*TASK DETAILS:* Reply with one number: the count of lines in the records below that hold "请看以下说明".

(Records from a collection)
** BEGIN **

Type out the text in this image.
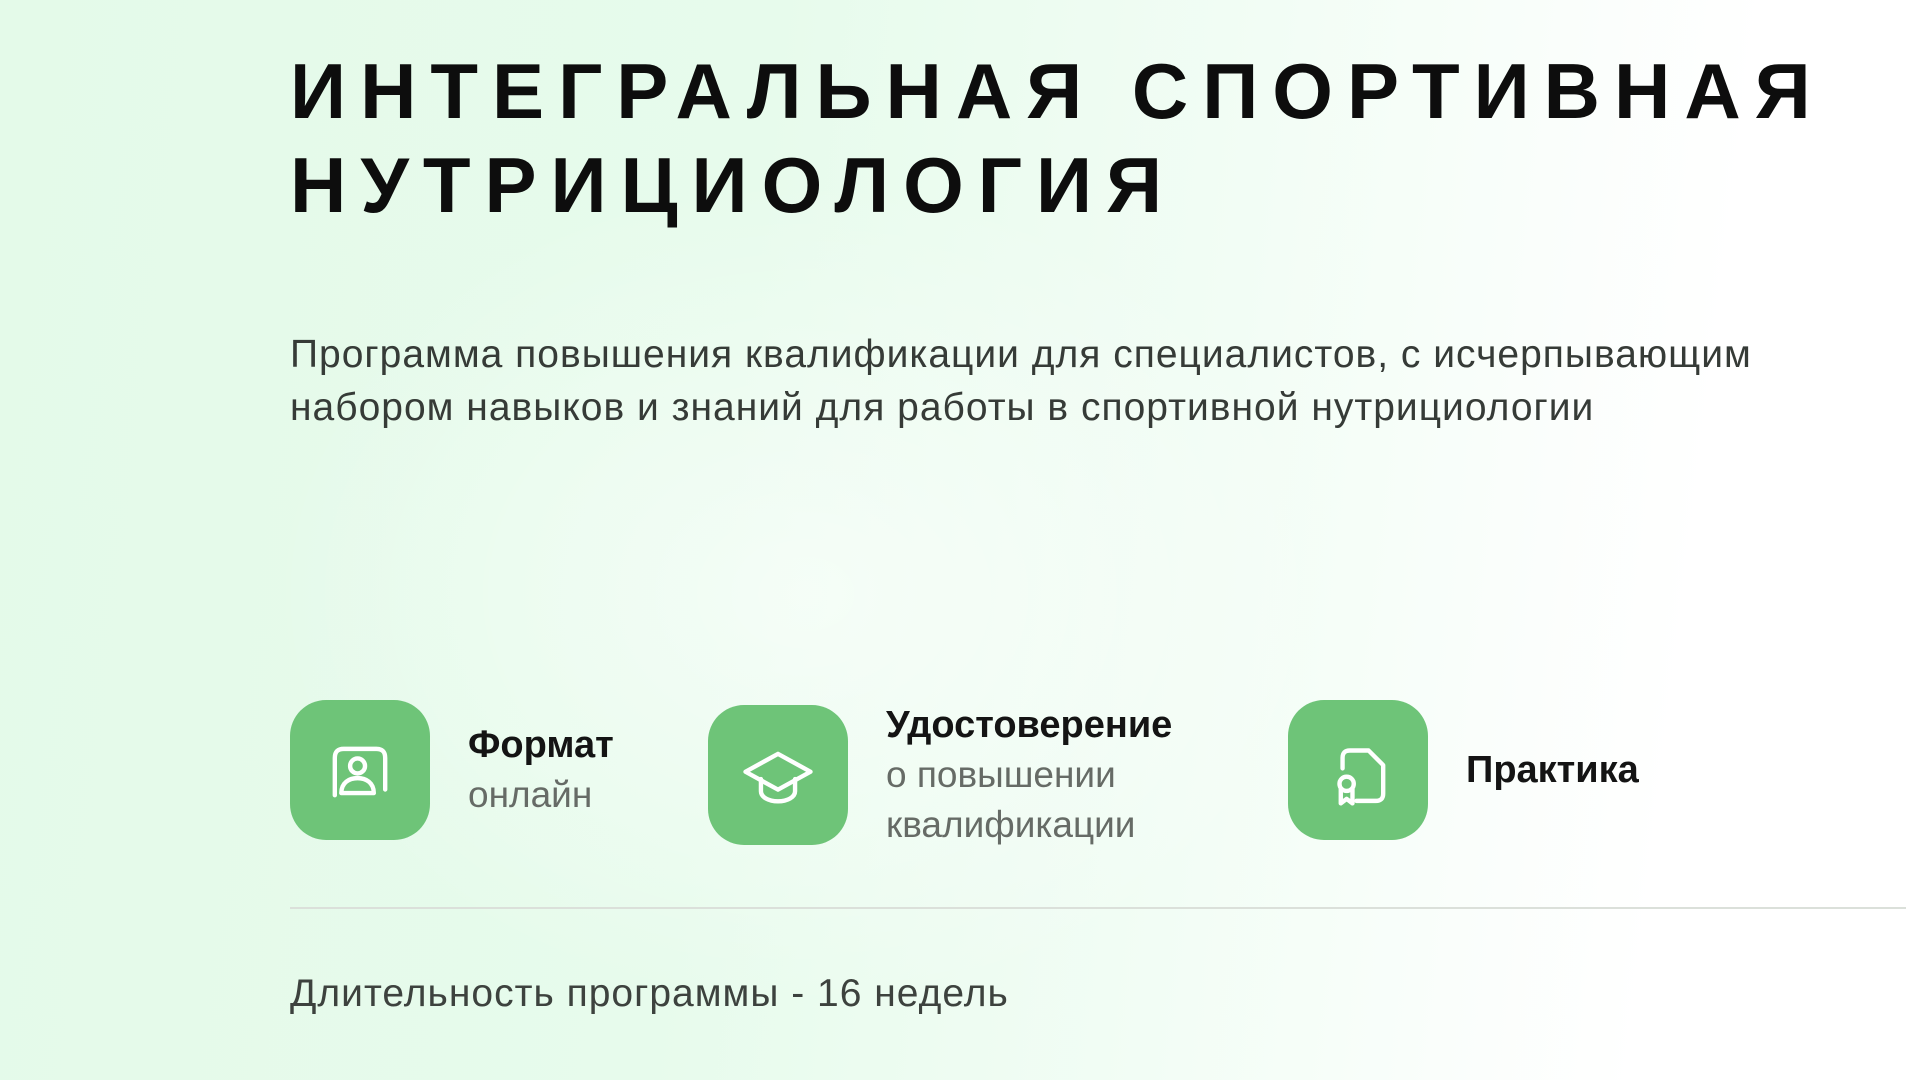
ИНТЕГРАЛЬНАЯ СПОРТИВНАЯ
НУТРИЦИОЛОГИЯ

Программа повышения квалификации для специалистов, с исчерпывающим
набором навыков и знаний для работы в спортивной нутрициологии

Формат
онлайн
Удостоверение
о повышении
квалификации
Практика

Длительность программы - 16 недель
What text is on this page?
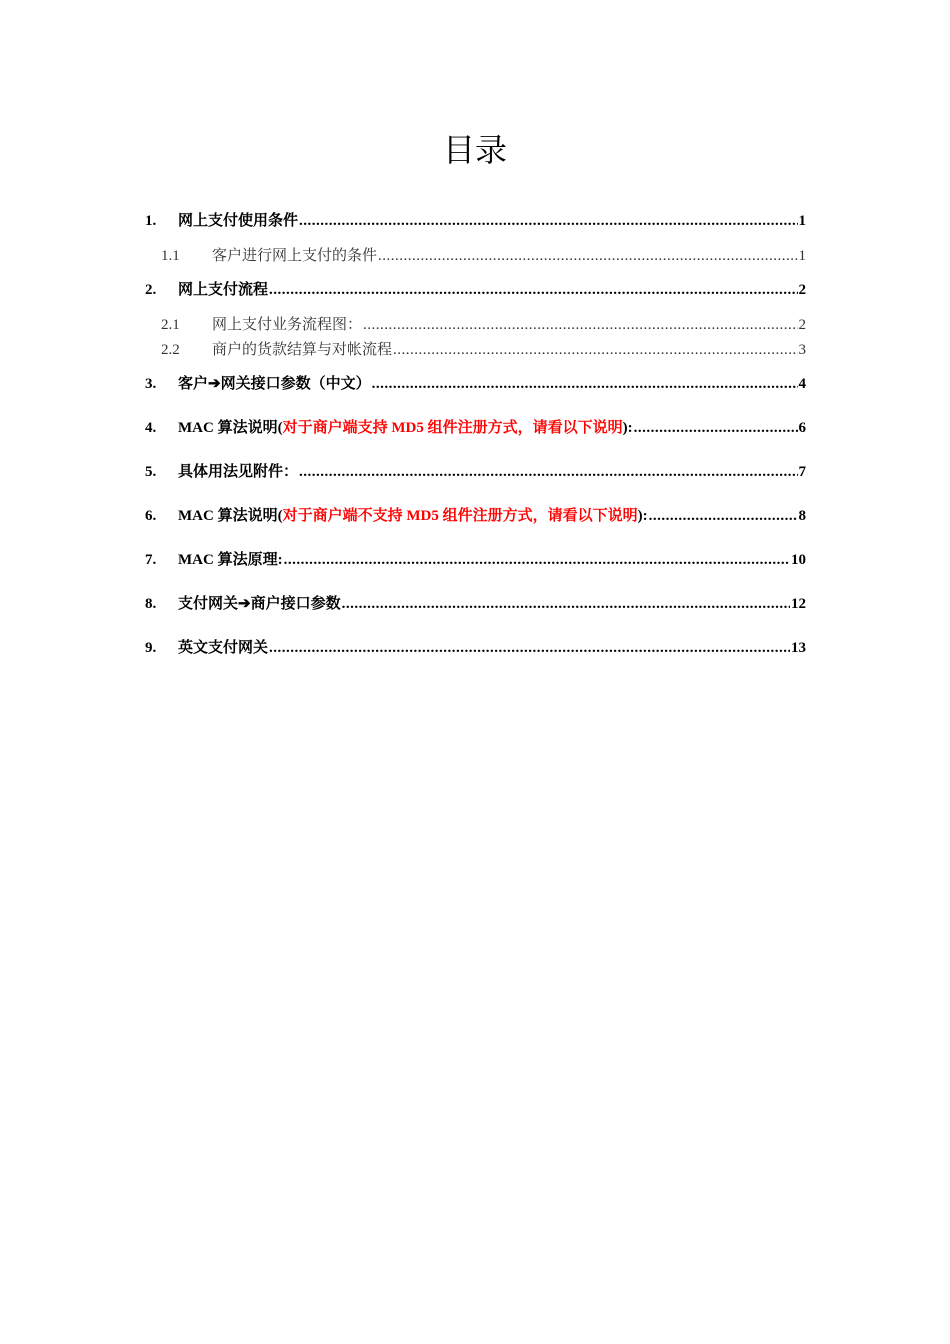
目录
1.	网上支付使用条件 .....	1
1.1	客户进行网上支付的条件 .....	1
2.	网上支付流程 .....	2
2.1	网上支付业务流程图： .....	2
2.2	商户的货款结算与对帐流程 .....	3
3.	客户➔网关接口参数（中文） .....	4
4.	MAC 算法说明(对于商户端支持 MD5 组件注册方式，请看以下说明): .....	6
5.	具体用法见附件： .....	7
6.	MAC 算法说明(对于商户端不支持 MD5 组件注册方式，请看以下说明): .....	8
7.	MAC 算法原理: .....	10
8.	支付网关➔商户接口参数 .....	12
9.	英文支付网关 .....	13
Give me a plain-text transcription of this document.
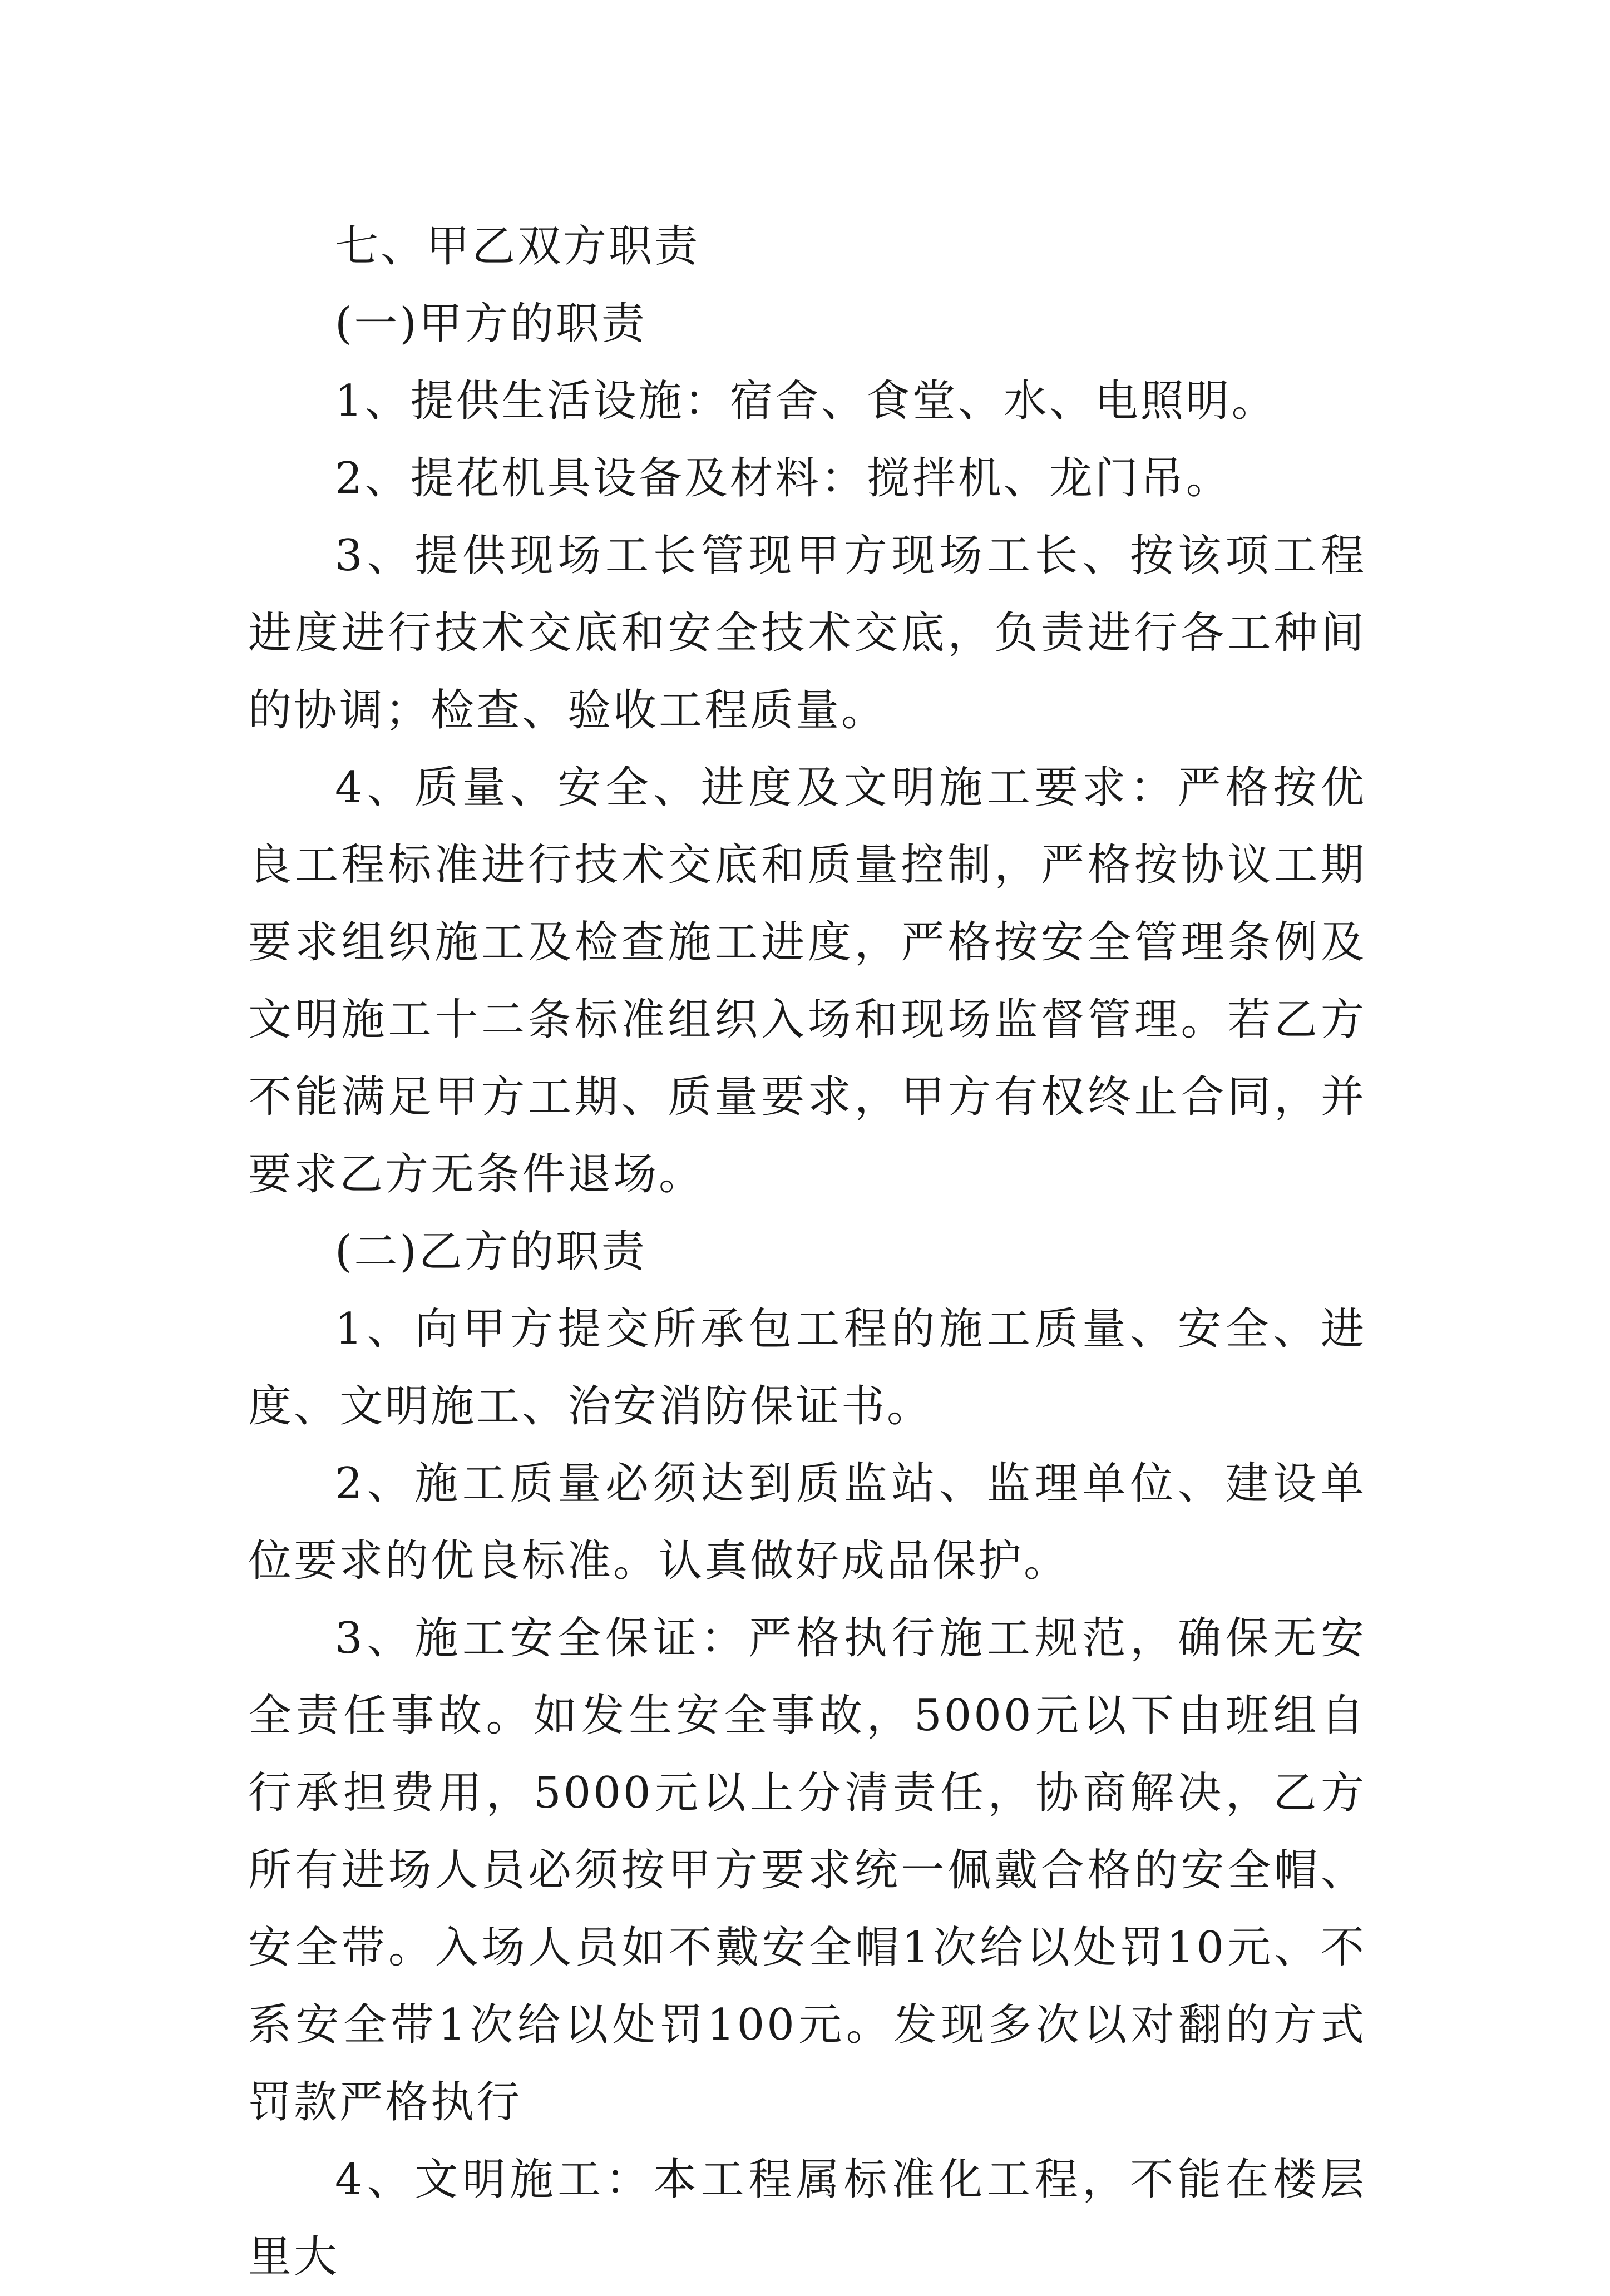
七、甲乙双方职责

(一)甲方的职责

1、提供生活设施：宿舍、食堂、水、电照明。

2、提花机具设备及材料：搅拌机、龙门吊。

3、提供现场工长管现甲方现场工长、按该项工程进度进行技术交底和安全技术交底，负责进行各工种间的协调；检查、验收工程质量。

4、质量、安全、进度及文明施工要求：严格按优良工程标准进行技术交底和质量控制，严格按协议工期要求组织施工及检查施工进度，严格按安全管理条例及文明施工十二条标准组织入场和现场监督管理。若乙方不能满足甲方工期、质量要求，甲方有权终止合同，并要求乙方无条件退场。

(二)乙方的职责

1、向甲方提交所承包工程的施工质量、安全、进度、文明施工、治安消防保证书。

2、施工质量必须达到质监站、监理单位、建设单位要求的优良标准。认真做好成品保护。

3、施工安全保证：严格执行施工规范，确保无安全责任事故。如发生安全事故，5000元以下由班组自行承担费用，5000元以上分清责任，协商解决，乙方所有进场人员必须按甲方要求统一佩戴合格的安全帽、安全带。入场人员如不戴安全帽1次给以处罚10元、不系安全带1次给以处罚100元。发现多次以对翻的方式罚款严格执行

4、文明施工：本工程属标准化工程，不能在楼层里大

** END **

*FINISHED ANSWER:* 2